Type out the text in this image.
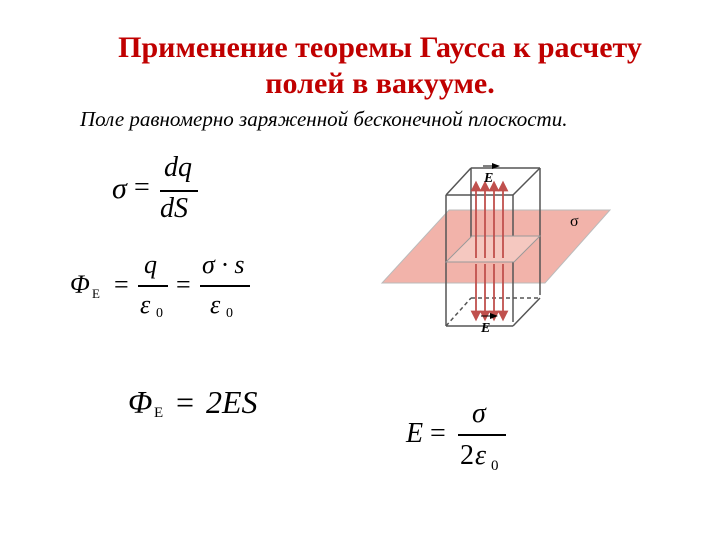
Применение теоремы Гаусса к расчету
полей в вакууме.
Поле равномерно заряженной бесконечной плоскости.
σ =
dq
dS
Φ E =
q
ε 0
=
σ · s
ε 0
Φ E = 2ES
E =
σ
2 ε 0
σ
E
E
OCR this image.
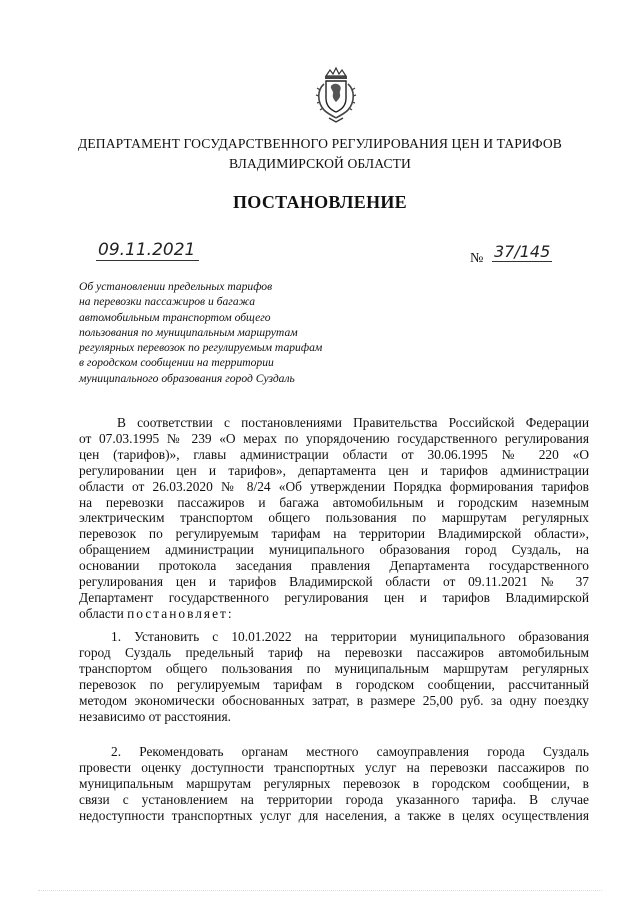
ДЕПАРТАМЕНТ ГОСУДАРСТВЕННОГО РЕГУЛИРОВАНИЯ ЦЕН И ТАРИФОВ
ВЛАДИМИРСКОЙ ОБЛАСТИ
ПОСТАНОВЛЕНИЕ
09.11.2021	№ 37/145
Об установлении предельных тарифов
на перевозки пассажиров и багажа
автомобильным транспортом общего
пользования по муниципальным маршрутам
регулярных перевозок по регулируемым тарифам
в городском сообщении на территории
муниципального образования город Суздаль
В соответствии с постановлениями Правительства Российской Федерации
от 07.03.1995 № 239 «О мерах по упорядочению государственного регулирования
цен (тарифов)», главы администрации области от 30.06.1995 № 220 «О
регулировании цен и тарифов», департамента цен и тарифов администрации
области от 26.03.2020 № 8/24 «Об утверждении Порядка формирования тарифов
на перевозки пассажиров и багажа автомобильным и городским наземным
электрическим транспортом общего пользования по маршрутам регулярных
перевозок по регулируемым тарифам на территории Владимирской области»,
обращением администрации муниципального образования город Суздаль, на
основании протокола заседания правления Департамента государственного
регулирования цен и тарифов Владимирской области от 09.11.2021 № 37
Департамент государственного регулирования цен и тарифов Владимирской
области постановляет:
1. Установить с 10.01.2022 на территории муниципального образования
город Суздаль предельный тариф на перевозки пассажиров автомобильным
транспортом общего пользования по муниципальным маршрутам регулярных
перевозок по регулируемым тарифам в городском сообщении, рассчитанный
методом экономически обоснованных затрат, в размере 25,00 руб. за одну поездку
независимо от расстояния.
2. Рекомендовать органам местного самоуправления города Суздаль
провести оценку доступности транспортных услуг на перевозки пассажиров по
муниципальным маршрутам регулярных перевозок в городском сообщении, в
связи с установлением на территории города указанного тарифа. В случае
недоступности транспортных услуг для населения, а также в целях осуществления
▬▬▬
**Direction:**
All of the entries need to be transcribed word for word; pictures are left out.

**The result:**
Type out the text in this image.
Применение теоремы Гаусса к расчету
полей в вакууме.
Поле равномерно заряженной бесконечной плоскости.
σ =
dq
dS
Φ E =
q
ε 0
=
σ · s
ε 0
Φ E = 2ES
E =
σ
2 ε 0
σ
E
E
OCR this image.
ДЕПАРТАМЕНТ ГОСУДАРСТВЕННОГО РЕГУЛИРОВАНИЯ ЦЕН И ТАРИФОВ
ВЛАДИМИРСКОЙ ОБЛАСТИ
ПОСТАНОВЛЕНИЕ
09.11.2021	№ 37/145
Об установлении предельных тарифов
на перевозки пассажиров и багажа
автомобильным транспортом общего
пользования по муниципальным маршрутам
регулярных перевозок по регулируемым тарифам
в городском сообщении на территории
муниципального образования город Суздаль
В соответствии с постановлениями Правительства Российской Федерации
от 07.03.1995 № 239 «О мерах по упорядочению государственного регулирования
цен (тарифов)», главы администрации области от 30.06.1995 № 220 «О
регулировании цен и тарифов», департамента цен и тарифов администрации
области от 26.03.2020 № 8/24 «Об утверждении Порядка формирования тарифов
на перевозки пассажиров и багажа автомобильным и городским наземным
электрическим транспортом общего пользования по маршрутам регулярных
перевозок по регулируемым тарифам на территории Владимирской области»,
обращением администрации муниципального образования город Суздаль, на
основании протокола заседания правления Департамента государственного
регулирования цен и тарифов Владимирской области от 09.11.2021 № 37
Департамент государственного регулирования цен и тарифов Владимирской
области постановляет:
1. Установить с 10.01.2022 на территории муниципального образования
город Суздаль предельный тариф на перевозки пассажиров автомобильным
транспортом общего пользования по муниципальным маршрутам регулярных
перевозок по регулируемым тарифам в городском сообщении, рассчитанный
методом экономически обоснованных затрат, в размере 25,00 руб. за одну поездку
независимо от расстояния.
2. Рекомендовать органам местного самоуправления города Суздаль
провести оценку доступности транспортных услуг на перевозки пассажиров по
муниципальным маршрутам регулярных перевозок в городском сообщении, в
связи с установлением на территории города указанного тарифа. В случае
недоступности транспортных услуг для населения, а также в целях осуществления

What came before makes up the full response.